■ What to do
Take the entries below and print all of them exactly, please.
===============
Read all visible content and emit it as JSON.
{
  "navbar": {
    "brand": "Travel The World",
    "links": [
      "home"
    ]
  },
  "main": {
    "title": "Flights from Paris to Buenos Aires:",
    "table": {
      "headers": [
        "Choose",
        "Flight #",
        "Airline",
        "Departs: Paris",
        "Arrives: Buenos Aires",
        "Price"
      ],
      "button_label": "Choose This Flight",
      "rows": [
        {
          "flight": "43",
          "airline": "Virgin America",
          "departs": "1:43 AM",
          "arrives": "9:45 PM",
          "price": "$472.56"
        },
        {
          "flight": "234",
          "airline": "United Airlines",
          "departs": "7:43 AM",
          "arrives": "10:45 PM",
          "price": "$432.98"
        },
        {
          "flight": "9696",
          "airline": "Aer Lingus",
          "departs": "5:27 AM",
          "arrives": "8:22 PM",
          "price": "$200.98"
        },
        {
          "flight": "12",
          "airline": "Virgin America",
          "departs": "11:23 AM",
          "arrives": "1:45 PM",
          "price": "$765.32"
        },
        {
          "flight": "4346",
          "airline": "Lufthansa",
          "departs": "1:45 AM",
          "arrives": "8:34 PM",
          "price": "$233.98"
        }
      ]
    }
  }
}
===============
■ Reply
Read all visible content and emit it as JSON.
{
  "navbar": {
    "brand": "Travel The World",
    "links": [
      "home"
    ]
  },
  "main": {
    "title": "Flights from Paris to Buenos Aires:",
    "table": {
      "headers": [
        "Choose",
        "Flight #",
        "Airline",
        "Departs: Paris",
        "Arrives: Buenos Aires",
        "Price"
      ],
      "button_label": "Choose This Flight",
      "rows": [
        {
          "flight": "43",
          "airline": "Virgin America",
          "departs": "1:43 AM",
          "arrives": "9:45 PM",
          "price": "$472.56"
        },
        {
          "flight": "234",
          "airline": "United Airlines",
          "departs": "7:43 AM",
          "arrives": "10:45 PM",
          "price": "$432.98"
        },
        {
          "flight": "9696",
          "airline": "Aer Lingus",
          "departs": "5:27 AM",
          "arrives": "8:22 PM",
          "price": "$200.98"
        },
        {
          "flight": "12",
          "airline": "Virgin America",
          "departs": "11:23 AM",
          "arrives": "1:45 PM",
          "price": "$765.32"
        },
        {
          "flight": "4346",
          "airline": "Lufthansa",
          "departs": "1:45 AM",
          "arrives": "8:34 PM",
          "price": "$233.98"
        }
      ]
    }
  }
}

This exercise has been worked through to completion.